Dataset entries:

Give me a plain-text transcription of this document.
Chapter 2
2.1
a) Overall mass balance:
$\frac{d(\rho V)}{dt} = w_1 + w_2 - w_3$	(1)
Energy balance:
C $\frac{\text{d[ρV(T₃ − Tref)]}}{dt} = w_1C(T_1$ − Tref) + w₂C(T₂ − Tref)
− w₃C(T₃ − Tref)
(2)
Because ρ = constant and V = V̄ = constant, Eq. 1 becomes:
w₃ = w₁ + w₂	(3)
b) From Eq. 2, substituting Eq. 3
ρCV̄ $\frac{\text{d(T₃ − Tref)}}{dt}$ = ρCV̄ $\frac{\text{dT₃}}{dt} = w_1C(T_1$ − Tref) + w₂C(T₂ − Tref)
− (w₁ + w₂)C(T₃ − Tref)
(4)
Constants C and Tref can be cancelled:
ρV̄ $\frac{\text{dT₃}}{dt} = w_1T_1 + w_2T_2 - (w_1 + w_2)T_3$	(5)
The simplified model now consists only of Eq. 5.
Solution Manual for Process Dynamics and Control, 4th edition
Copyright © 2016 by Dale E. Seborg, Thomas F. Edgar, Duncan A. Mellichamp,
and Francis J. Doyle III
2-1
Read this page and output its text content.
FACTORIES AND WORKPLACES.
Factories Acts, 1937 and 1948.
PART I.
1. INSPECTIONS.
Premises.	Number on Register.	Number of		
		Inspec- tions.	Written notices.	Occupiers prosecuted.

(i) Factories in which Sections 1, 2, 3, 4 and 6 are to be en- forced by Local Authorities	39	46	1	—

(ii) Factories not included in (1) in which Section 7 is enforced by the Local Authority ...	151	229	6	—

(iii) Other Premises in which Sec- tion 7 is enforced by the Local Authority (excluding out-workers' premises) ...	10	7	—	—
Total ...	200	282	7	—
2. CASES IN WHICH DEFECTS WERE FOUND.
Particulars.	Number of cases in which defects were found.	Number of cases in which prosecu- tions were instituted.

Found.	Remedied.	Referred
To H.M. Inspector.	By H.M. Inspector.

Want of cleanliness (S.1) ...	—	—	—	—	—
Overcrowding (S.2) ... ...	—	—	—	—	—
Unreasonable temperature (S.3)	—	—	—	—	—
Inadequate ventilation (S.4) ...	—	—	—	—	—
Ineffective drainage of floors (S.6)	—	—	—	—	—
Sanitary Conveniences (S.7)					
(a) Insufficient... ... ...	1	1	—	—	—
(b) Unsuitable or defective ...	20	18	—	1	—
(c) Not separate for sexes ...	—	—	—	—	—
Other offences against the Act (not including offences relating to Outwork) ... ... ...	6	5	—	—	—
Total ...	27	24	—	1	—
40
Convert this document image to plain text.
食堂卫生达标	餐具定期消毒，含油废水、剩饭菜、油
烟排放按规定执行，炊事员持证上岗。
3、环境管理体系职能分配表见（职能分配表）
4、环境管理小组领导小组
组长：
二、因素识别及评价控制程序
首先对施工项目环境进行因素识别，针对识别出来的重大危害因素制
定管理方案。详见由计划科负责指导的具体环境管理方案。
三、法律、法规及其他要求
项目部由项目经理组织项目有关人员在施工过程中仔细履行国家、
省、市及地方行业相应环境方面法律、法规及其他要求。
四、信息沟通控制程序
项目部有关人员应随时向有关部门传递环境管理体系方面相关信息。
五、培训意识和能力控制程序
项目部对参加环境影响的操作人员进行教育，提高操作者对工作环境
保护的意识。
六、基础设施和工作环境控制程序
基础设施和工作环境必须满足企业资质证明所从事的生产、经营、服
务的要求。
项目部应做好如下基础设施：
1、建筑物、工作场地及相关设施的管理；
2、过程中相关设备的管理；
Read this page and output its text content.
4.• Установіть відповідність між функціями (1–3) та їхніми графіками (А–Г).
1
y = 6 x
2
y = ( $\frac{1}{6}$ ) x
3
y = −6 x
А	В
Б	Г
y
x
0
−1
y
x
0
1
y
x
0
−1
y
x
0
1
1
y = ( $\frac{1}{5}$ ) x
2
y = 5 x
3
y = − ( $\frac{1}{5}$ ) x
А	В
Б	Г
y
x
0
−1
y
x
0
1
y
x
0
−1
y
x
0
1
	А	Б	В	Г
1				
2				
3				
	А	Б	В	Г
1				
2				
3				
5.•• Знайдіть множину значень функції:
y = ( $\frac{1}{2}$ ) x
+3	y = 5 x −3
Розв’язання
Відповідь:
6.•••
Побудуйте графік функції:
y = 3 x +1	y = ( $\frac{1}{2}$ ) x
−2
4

Task goal:
Copy out every line where the word "enforced" occurs.

Exercise result:
(ii) Factories not included in (1) in which Section 7 is enforced by the Local Authority ...	151	229	6	—
(iii) Other Premises in which Sec- tion 7 is enforced by the Local Authority (excluding out-workers' premises) ...	10	7	—	—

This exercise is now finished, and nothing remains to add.